_Exercise:_ Without altering anything, output the material below.

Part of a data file
****************************************

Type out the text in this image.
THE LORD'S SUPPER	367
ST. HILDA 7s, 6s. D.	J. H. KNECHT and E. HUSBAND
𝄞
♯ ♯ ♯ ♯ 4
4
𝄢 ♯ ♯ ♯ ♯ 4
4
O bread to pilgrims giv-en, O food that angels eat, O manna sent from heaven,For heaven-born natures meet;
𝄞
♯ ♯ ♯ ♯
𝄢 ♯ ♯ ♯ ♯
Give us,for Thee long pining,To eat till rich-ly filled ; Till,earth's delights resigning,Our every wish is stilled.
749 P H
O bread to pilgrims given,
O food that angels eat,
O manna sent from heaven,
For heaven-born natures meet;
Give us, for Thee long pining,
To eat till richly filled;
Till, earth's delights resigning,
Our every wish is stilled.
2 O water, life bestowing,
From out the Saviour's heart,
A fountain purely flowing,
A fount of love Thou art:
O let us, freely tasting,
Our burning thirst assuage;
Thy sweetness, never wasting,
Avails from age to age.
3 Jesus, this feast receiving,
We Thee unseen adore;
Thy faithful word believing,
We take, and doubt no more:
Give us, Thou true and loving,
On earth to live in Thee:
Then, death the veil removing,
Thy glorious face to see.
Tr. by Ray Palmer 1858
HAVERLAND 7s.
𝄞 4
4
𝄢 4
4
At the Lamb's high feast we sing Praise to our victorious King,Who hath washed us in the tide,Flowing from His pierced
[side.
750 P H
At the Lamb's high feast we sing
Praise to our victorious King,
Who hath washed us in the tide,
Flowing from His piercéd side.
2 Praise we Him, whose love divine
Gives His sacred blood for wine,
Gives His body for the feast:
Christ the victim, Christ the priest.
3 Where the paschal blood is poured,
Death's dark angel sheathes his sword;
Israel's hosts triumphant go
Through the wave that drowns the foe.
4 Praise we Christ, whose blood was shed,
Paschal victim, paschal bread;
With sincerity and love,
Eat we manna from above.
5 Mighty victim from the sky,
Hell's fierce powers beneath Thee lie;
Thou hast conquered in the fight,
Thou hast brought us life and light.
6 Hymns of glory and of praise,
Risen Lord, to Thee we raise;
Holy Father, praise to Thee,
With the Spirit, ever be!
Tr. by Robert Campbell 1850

****************************************

_Response to the task:_
Type out the text in this image.
THE LORD'S SUPPER	367
ST. HILDA 7s, 6s. D.	J. H. KNECHT and E. HUSBAND
𝄞
♯ ♯ ♯ ♯ 4
4
𝄢 ♯ ♯ ♯ ♯ 4
4
O bread to pilgrims giv-en, O food that angels eat, O manna sent from heaven,For heaven-born natures meet;
𝄞
♯ ♯ ♯ ♯
𝄢 ♯ ♯ ♯ ♯
Give us,for Thee long pining,To eat till rich-ly filled ; Till,earth's delights resigning,Our every wish is stilled.
749 P H
O bread to pilgrims given,
O food that angels eat,
O manna sent from heaven,
For heaven-born natures meet;
Give us, for Thee long pining,
To eat till richly filled;
Till, earth's delights resigning,
Our every wish is stilled.
2 O water, life bestowing,
From out the Saviour's heart,
A fountain purely flowing,
A fount of love Thou art:
O let us, freely tasting,
Our burning thirst assuage;
Thy sweetness, never wasting,
Avails from age to age.
3 Jesus, this feast receiving,
We Thee unseen adore;
Thy faithful word believing,
We take, and doubt no more:
Give us, Thou true and loving,
On earth to live in Thee:
Then, death the veil removing,
Thy glorious face to see.
Tr. by Ray Palmer 1858
HAVERLAND 7s.
𝄞 4
4
𝄢 4
4
At the Lamb's high feast we sing Praise to our victorious King,Who hath washed us in the tide,Flowing from His pierced
[side.
750 P H
At the Lamb's high feast we sing
Praise to our victorious King,
Who hath washed us in the tide,
Flowing from His piercéd side.
2 Praise we Him, whose love divine
Gives His sacred blood for wine,
Gives His body for the feast:
Christ the victim, Christ the priest.
3 Where the paschal blood is poured,
Death's dark angel sheathes his sword;
Israel's hosts triumphant go
Through the wave that drowns the foe.
4 Praise we Christ, whose blood was shed,
Paschal victim, paschal bread;
With sincerity and love,
Eat we manna from above.
5 Mighty victim from the sky,
Hell's fierce powers beneath Thee lie;
Thou hast conquered in the fight,
Thou hast brought us life and light.
6 Hymns of glory and of praise,
Risen Lord, to Thee we raise;
Holy Father, praise to Thee,
With the Spirit, ever be!
Tr. by Robert Campbell 1850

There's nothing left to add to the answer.